- _Supplied data_:
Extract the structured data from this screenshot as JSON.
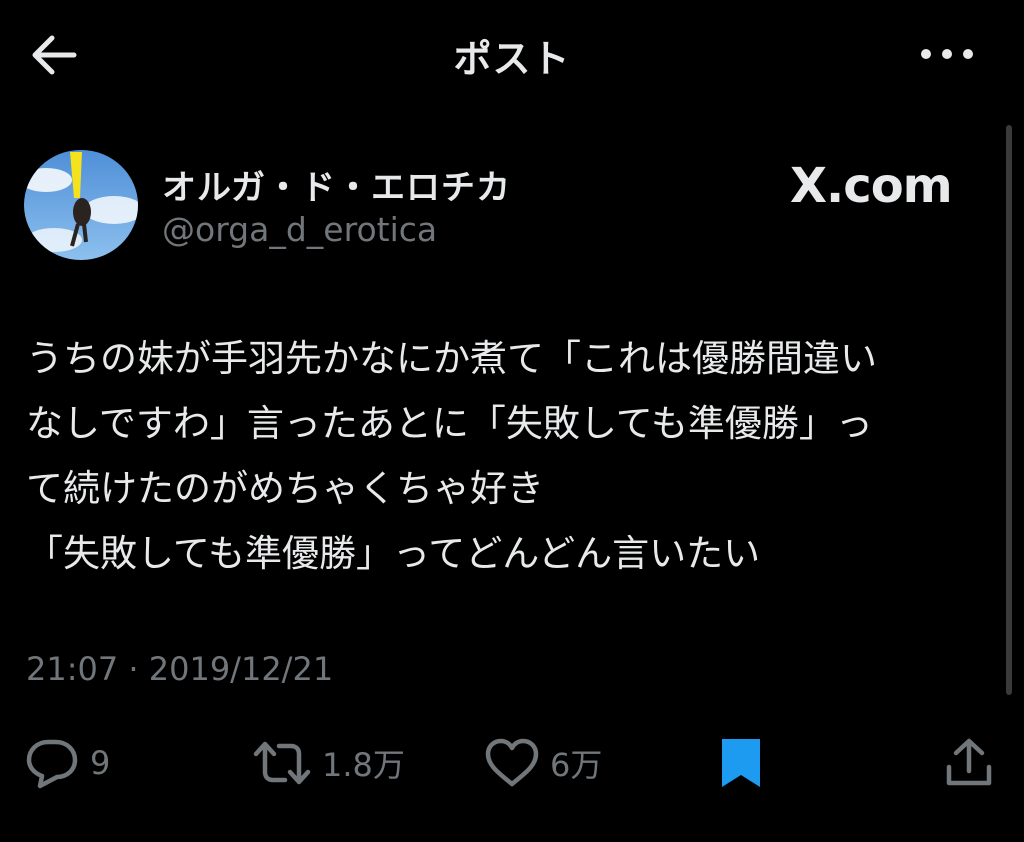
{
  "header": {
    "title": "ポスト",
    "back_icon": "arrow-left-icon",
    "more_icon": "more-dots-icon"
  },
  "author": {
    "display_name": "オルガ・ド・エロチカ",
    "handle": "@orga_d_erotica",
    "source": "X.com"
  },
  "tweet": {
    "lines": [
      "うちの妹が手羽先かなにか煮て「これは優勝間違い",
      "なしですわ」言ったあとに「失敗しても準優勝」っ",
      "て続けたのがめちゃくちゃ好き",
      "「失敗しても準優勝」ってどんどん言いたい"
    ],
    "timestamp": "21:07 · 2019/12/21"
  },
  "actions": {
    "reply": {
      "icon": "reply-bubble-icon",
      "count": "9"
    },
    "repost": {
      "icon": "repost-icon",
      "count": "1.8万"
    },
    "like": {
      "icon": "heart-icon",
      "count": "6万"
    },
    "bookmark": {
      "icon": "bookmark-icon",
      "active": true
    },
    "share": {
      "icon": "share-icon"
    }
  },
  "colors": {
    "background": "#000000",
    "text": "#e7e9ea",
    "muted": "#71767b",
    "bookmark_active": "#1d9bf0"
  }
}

- _Instruction_:
Copy out each line of the material that holds the word "icon".

- _Completed task_:
    "back_icon": "arrow-left-icon",
    "more_icon": "more-dots-icon"
      "icon": "reply-bubble-icon",
      "icon": "repost-icon",
      "icon": "heart-icon",
      "icon": "bookmark-icon",
      "icon": "share-icon"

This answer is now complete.